### TASK INSTRUCTIONS
Every record should be repeated exactly, except that pictures are left out.

### THE DATA

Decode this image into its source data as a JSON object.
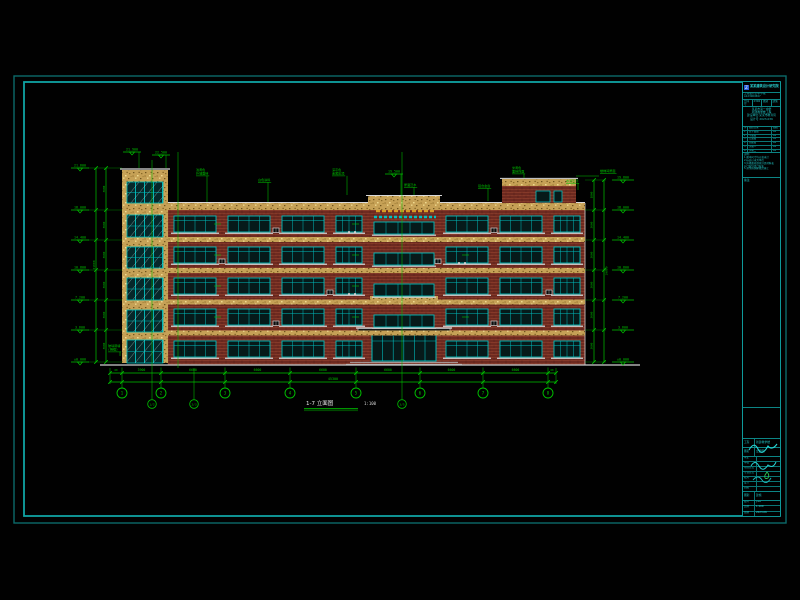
{
  "drawing_title": {
    "name": "1-7 立面图",
    "scale": "1:100"
  },
  "palette": {
    "frame_outer": "#0b6a6a",
    "frame_inner": "#0fa3a3",
    "annotation_green": "#00c400",
    "brick_red": "#6e2a20",
    "band_tan": "#c6a156",
    "window_cyan": "#00bcbc",
    "detail_white": "#d9d9d9",
    "sign_orange": "#d89c28"
  },
  "levels_left": [
    "21.600",
    "18.000",
    "14.400",
    "10.800",
    "7.200",
    "3.600",
    "±0.000"
  ],
  "levels_right": [
    "19.800",
    "18.000",
    "14.400",
    "10.800",
    "7.200",
    "3.600",
    "±0.000"
  ],
  "tower_top_levels": [
    "21.900",
    "22.500"
  ],
  "central_top_level": "19.500",
  "vertical_dims_left": {
    "segments": [
      "3600",
      "3600",
      "3600",
      "3600",
      "3600",
      "3600"
    ],
    "total": "21600"
  },
  "vertical_dims_right": {
    "segments": [
      "1800",
      "3600",
      "3600",
      "3600",
      "3600",
      "3600"
    ],
    "total": "19800"
  },
  "horizontal_dims": {
    "end_offsets": [
      "60",
      "60"
    ],
    "segments": [
      "3900",
      "6600",
      "6600",
      "6600",
      "6600",
      "6600",
      "6600"
    ],
    "total": "45300"
  },
  "grid_bubbles": [
    "1",
    "2",
    "3",
    "4",
    "5",
    "6",
    "7",
    "8"
  ],
  "secondary_bubbles": [
    "1/2",
    "2/3",
    "3/5"
  ],
  "material_labels": [
    {
      "lines": [
        "浅黄色",
        "外墙面砖"
      ]
    },
    {
      "lines": [
        "白色涂料"
      ]
    },
    {
      "lines": [
        "深灰色",
        "金属压顶"
      ]
    },
    {
      "lines": [
        "屋面泛水"
      ]
    },
    {
      "lines": [
        "铝合金窗"
      ]
    },
    {
      "lines": [
        "米黄色",
        "面砖饰面"
      ]
    },
    {
      "lines": [
        "水泥压顶"
      ]
    },
    {
      "lines": [
        "楼梯间屋面"
      ]
    },
    {
      "lines": [
        "玻璃幕墙",
        "(明框)"
      ]
    }
  ],
  "title_block": {
    "header_name": "某某建筑设计研究院",
    "header_cert": "工程设计证书 甲级 A123004567",
    "cells": [
      "合同号",
      "2306",
      "图别",
      "建施"
    ],
    "project_lines": [
      "某某市第一中学",
      "新建教学楼工程",
      "建设单位:某某市教育局",
      "设计号 2023-036"
    ],
    "sheet_table_header": [
      "序",
      "图纸目录",
      "图幅"
    ],
    "sheet_table": [
      [
        "1",
        "总平面图",
        "A2"
      ],
      [
        "2",
        "平面图",
        "A2"
      ],
      [
        "3",
        "立面图",
        "A2"
      ],
      [
        "4",
        "剖面图",
        "A2"
      ],
      [
        "5",
        "详图一",
        "A2"
      ],
      [
        "6",
        "详图二",
        "A2"
      ],
      [
        "7",
        "门窗表",
        "A2"
      ],
      [
        "8",
        "节点详图",
        "A2"
      ]
    ],
    "notes_title": "说明:",
    "notes": [
      "1.图中尺寸均以毫米计",
      "2.标高以米为单位",
      "3.外墙面砖颜色详见材料表",
      "4.门窗详见门窗表",
      "5.其余按国家规范施工"
    ],
    "box1_label": "备注",
    "rows2": [
      [
        "工程",
        "新建教学楼"
      ],
      [
        "图名",
        "立面图"
      ]
    ],
    "sign_rows": [
      "审定",
      "审核",
      "项目负责",
      "专业负责",
      "校对",
      "设计",
      "制图"
    ],
    "fig_row": [
      "图别",
      "建施"
    ],
    "grid_rows": [
      [
        "图号",
        "J-06"
      ],
      [
        "比例",
        "1:100"
      ],
      [
        "日期",
        "2023.06"
      ]
    ]
  }
}
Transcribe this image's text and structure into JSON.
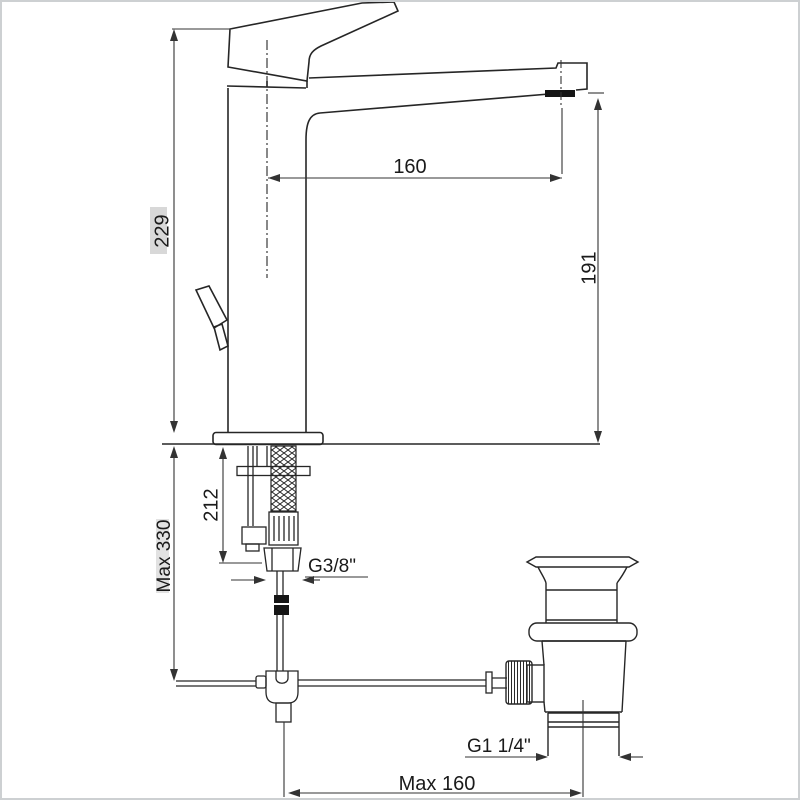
{
  "drawing": {
    "dimensions": {
      "total_height": "229",
      "spout_reach": "160",
      "outlet_height": "191",
      "underdeck_length": "212",
      "max_installation_depth": "Max 330",
      "supply_connection": "G3/8\"",
      "waste_connection": "G1 1/4\"",
      "max_rod_distance": "Max 160"
    },
    "colors": {
      "line": "#262626",
      "dim_line": "#333333",
      "fill_dark": "#151515",
      "background": "#ffffff",
      "border": "#cdd0d2",
      "label_highlight": "#d8d8d8"
    }
  }
}
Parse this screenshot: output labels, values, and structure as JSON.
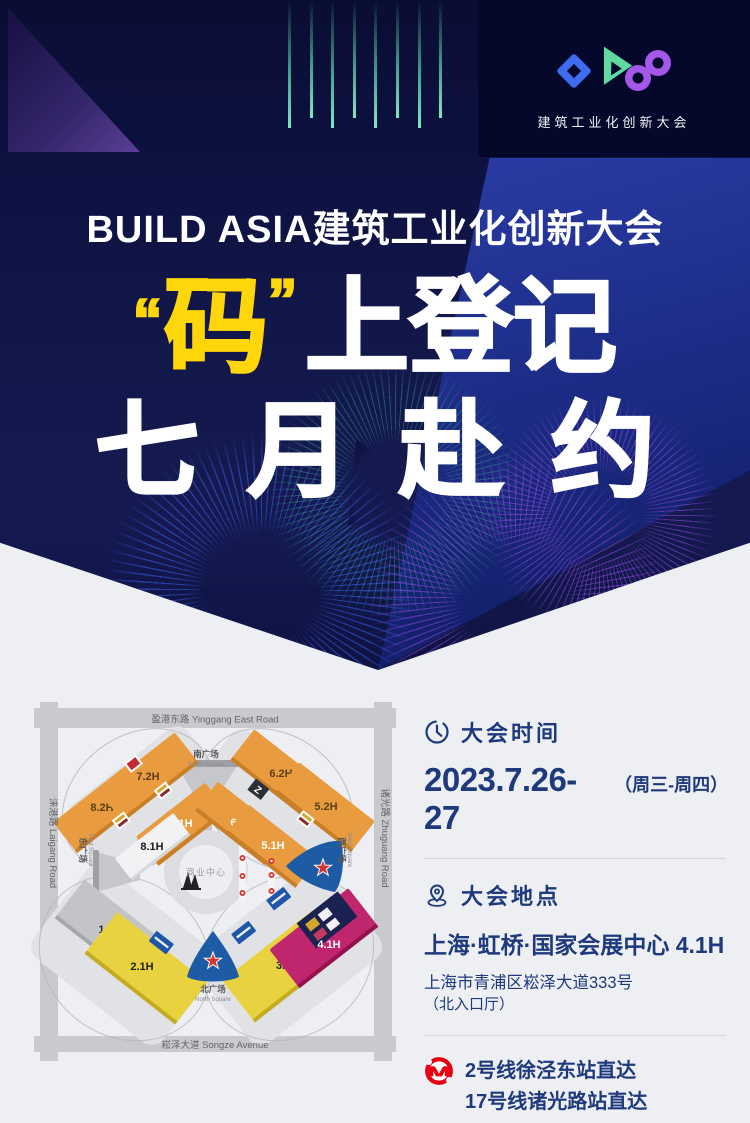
{
  "poster": {
    "brand": {
      "name_label": "建筑工业化创新大会"
    },
    "hero": {
      "title": "BUILD ASIA建筑工业化创新大会",
      "slogan": {
        "quote_open": "“",
        "highlight": "码",
        "quote_close": "”",
        "line1_rest": "上登记",
        "line2": "七月赴约"
      }
    },
    "info": {
      "time": {
        "heading": "大会时间",
        "date": "2023.7.26-27",
        "days": "（周三-周四）"
      },
      "place": {
        "heading": "大会地点",
        "venue": "上海·虹桥·国家会展中心 4.1H",
        "address": "上海市青浦区崧泽大道333号",
        "address_note": "（北入口厅）"
      },
      "metro": {
        "line1": "2号线徐泾东站直达",
        "line2": "17号线诸光路站直达"
      }
    },
    "map": {
      "roads": {
        "top": "盈港东路 Yinggang East Road",
        "bottom": "崧泽大道 Songze Avenue",
        "left": "涞港路 Laigang Road",
        "right": "诸光路 Zhuguang Road"
      },
      "squares": {
        "south_zh": "南广场",
        "south_en": "South Square",
        "north_zh": "北广场",
        "north_en": "North Square",
        "east_zh": "东广场",
        "east_en": "East Square",
        "west_zh": "西广场",
        "west_en": "West Square"
      },
      "center": "商业中心",
      "halls": [
        {
          "label": "8.2H",
          "fill": "#e99c3f",
          "text": "#5a4014"
        },
        {
          "label": "7.2H",
          "fill": "#e99c3f",
          "text": "#5a4014"
        },
        {
          "label": "7.1H",
          "fill": "#e99c3f",
          "text": "#ffffff"
        },
        {
          "label": "8.1H",
          "fill": "#f2f2f4",
          "text": "#1a1a1a"
        },
        {
          "label": "6.2H",
          "fill": "#e99c3f",
          "text": "#5a4014"
        },
        {
          "label": "6.1H",
          "fill": "#e99c3f",
          "text": "#ffffff"
        },
        {
          "label": "5.2H",
          "fill": "#e99c3f",
          "text": "#5a4014"
        },
        {
          "label": "5.1H",
          "fill": "#e99c3f",
          "text": "#ffffff"
        },
        {
          "label": "1.1H",
          "fill": "#c3c4c8",
          "text": "#2e2e2e"
        },
        {
          "label": "2.1H",
          "fill": "#e8d23f",
          "text": "#1f1f1f"
        },
        {
          "label": "3H",
          "fill": "#e8d23f",
          "text": "#1f1f1f"
        },
        {
          "label": "4.1H",
          "fill": "#c0266d",
          "text": "#ffffff"
        }
      ]
    },
    "colors": {
      "accent_yellow": "#ffd60a",
      "navy_text": "#1e3a7c",
      "metro_red": "#e60012",
      "entrance_blue": "#1d5ca4",
      "logo_blue": "#3e6cf0",
      "logo_green": "#5fd9a0",
      "logo_purple": "#a358e8"
    }
  }
}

### CORRECT OUTPUT
Decode this image into its source data as a JSON object.
{
  "drawing_title": {
    "name": "1-7 立面图",
    "scale": "1:100"
  },
  "palette": {
    "frame_outer": "#0b6a6a",
    "frame_inner": "#0fa3a3",
    "annotation_green": "#00c400",
    "brick_red": "#6e2a20",
    "band_tan": "#c6a156",
    "window_cyan": "#00bcbc",
    "detail_white": "#d9d9d9",
    "sign_orange": "#d89c28"
  },
  "levels_left": [
    "21.600",
    "18.000",
    "14.400",
    "10.800",
    "7.200",
    "3.600",
    "±0.000"
  ],
  "levels_right": [
    "19.800",
    "18.000",
    "14.400",
    "10.800",
    "7.200",
    "3.600",
    "±0.000"
  ],
  "tower_top_levels": [
    "21.900",
    "22.500"
  ],
  "central_top_level": "19.500",
  "vertical_dims_left": {
    "segments": [
      "3600",
      "3600",
      "3600",
      "3600",
      "3600",
      "3600"
    ],
    "total": "21600"
  },
  "vertical_dims_right": {
    "segments": [
      "1800",
      "3600",
      "3600",
      "3600",
      "3600",
      "3600"
    ],
    "total": "19800"
  },
  "horizontal_dims": {
    "end_offsets": [
      "60",
      "60"
    ],
    "segments": [
      "3900",
      "6600",
      "6600",
      "6600",
      "6600",
      "6600",
      "6600"
    ],
    "total": "45300"
  },
  "grid_bubbles": [
    "1",
    "2",
    "3",
    "4",
    "5",
    "6",
    "7",
    "8"
  ],
  "secondary_bubbles": [
    "1/2",
    "2/3",
    "3/5"
  ],
  "material_labels": [
    {
      "lines": [
        "浅黄色",
        "外墙面砖"
      ]
    },
    {
      "lines": [
        "白色涂料"
      ]
    },
    {
      "lines": [
        "深灰色",
        "金属压顶"
      ]
    },
    {
      "lines": [
        "屋面泛水"
      ]
    },
    {
      "lines": [
        "铝合金窗"
      ]
    },
    {
      "lines": [
        "米黄色",
        "面砖饰面"
      ]
    },
    {
      "lines": [
        "水泥压顶"
      ]
    },
    {
      "lines": [
        "楼梯间屋面"
      ]
    },
    {
      "lines": [
        "玻璃幕墙",
        "(明框)"
      ]
    }
  ],
  "title_block": {
    "header_name": "某某建筑设计研究院",
    "header_cert": "工程设计证书 甲级 A123004567",
    "cells": [
      "合同号",
      "2306",
      "图别",
      "建施"
    ],
    "project_lines": [
      "某某市第一中学",
      "新建教学楼工程",
      "建设单位:某某市教育局",
      "设计号 2023-036"
    ],
    "sheet_table_header": [
      "序",
      "图纸目录",
      "图幅"
    ],
    "sheet_table": [
      [
        "1",
        "总平面图",
        "A2"
      ],
      [
        "2",
        "平面图",
        "A2"
      ],
      [
        "3",
        "立面图",
        "A2"
      ],
      [
        "4",
        "剖面图",
        "A2"
      ],
      [
        "5",
        "详图一",
        "A2"
      ],
      [
        "6",
        "详图二",
        "A2"
      ],
      [
        "7",
        "门窗表",
        "A2"
      ],
      [
        "8",
        "节点详图",
        "A2"
      ]
    ],
    "notes_title": "说明:",
    "notes": [
      "1.图中尺寸均以毫米计",
      "2.标高以米为单位",
      "3.外墙面砖颜色详见材料表",
      "4.门窗详见门窗表",
      "5.其余按国家规范施工"
    ],
    "box1_label": "备注",
    "rows2": [
      [
        "工程",
        "新建教学楼"
      ],
      [
        "图名",
        "立面图"
      ]
    ],
    "sign_rows": [
      "审定",
      "审核",
      "项目负责",
      "专业负责",
      "校对",
      "设计",
      "制图"
    ],
    "fig_row": [
      "图别",
      "建施"
    ],
    "grid_rows": [
      [
        "图号",
        "J-06"
      ],
      [
        "比例",
        "1:100"
      ],
      [
        "日期",
        "2023.06"
      ]
    ]
  }
}
Transcribe this image's text and structure into JSON.
{
  "drawing": {
    "dimensions": {
      "total_height": "229",
      "spout_reach": "160",
      "outlet_height": "191",
      "underdeck_length": "212",
      "max_installation_depth": "Max 330",
      "supply_connection": "G3/8\"",
      "waste_connection": "G1 1/4\"",
      "max_rod_distance": "Max 160"
    },
    "colors": {
      "line": "#262626",
      "dim_line": "#333333",
      "fill_dark": "#151515",
      "background": "#ffffff",
      "border": "#cdd0d2",
      "label_highlight": "#d8d8d8"
    }
  }
}
Parse this screenshot: output labels, values, and structure as JSON.
{
  "poster": {
    "brand": {
      "name_label": "建筑工业化创新大会"
    },
    "hero": {
      "title": "BUILD ASIA建筑工业化创新大会",
      "slogan": {
        "quote_open": "“",
        "highlight": "码",
        "quote_close": "”",
        "line1_rest": "上登记",
        "line2": "七月赴约"
      }
    },
    "info": {
      "time": {
        "heading": "大会时间",
        "date": "2023.7.26-27",
        "days": "（周三-周四）"
      },
      "place": {
        "heading": "大会地点",
        "venue": "上海·虹桥·国家会展中心 4.1H",
        "address": "上海市青浦区崧泽大道333号",
        "address_note": "（北入口厅）"
      },
      "metro": {
        "line1": "2号线徐泾东站直达",
        "line2": "17号线诸光路站直达"
      }
    },
    "map": {
      "roads": {
        "top": "盈港东路 Yinggang East Road",
        "bottom": "崧泽大道 Songze Avenue",
        "left": "涞港路 Laigang Road",
        "right": "诸光路 Zhuguang Road"
      },
      "squares": {
        "south_zh": "南广场",
        "south_en": "South Square",
        "north_zh": "北广场",
        "north_en": "North Square",
        "east_zh": "东广场",
        "east_en": "East Square",
        "west_zh": "西广场",
        "west_en": "West Square"
      },
      "center": "商业中心",
      "halls": [
        {
          "label": "8.2H",
          "fill": "#e99c3f",
          "text": "#5a4014"
        },
        {
          "label": "7.2H",
          "fill": "#e99c3f",
          "text": "#5a4014"
        },
        {
          "label": "7.1H",
          "fill": "#e99c3f",
          "text": "#ffffff"
        },
        {
          "label": "8.1H",
          "fill": "#f2f2f4",
          "text": "#1a1a1a"
        },
        {
          "label": "6.2H",
          "fill": "#e99c3f",
          "text": "#5a4014"
        },
        {
          "label": "6.1H",
          "fill": "#e99c3f",
          "text": "#ffffff"
        },
        {
          "label": "5.2H",
          "fill": "#e99c3f",
          "text": "#5a4014"
        },
        {
          "label": "5.1H",
          "fill": "#e99c3f",
          "text": "#ffffff"
        },
        {
          "label": "1.1H",
          "fill": "#c3c4c8",
          "text": "#2e2e2e"
        },
        {
          "label": "2.1H",
          "fill": "#e8d23f",
          "text": "#1f1f1f"
        },
        {
          "label": "3H",
          "fill": "#e8d23f",
          "text": "#1f1f1f"
        },
        {
          "label": "4.1H",
          "fill": "#c0266d",
          "text": "#ffffff"
        }
      ]
    },
    "colors": {
      "accent_yellow": "#ffd60a",
      "navy_text": "#1e3a7c",
      "metro_red": "#e60012",
      "entrance_blue": "#1d5ca4",
      "logo_blue": "#3e6cf0",
      "logo_green": "#5fd9a0",
      "logo_purple": "#a358e8"
    }
  }
}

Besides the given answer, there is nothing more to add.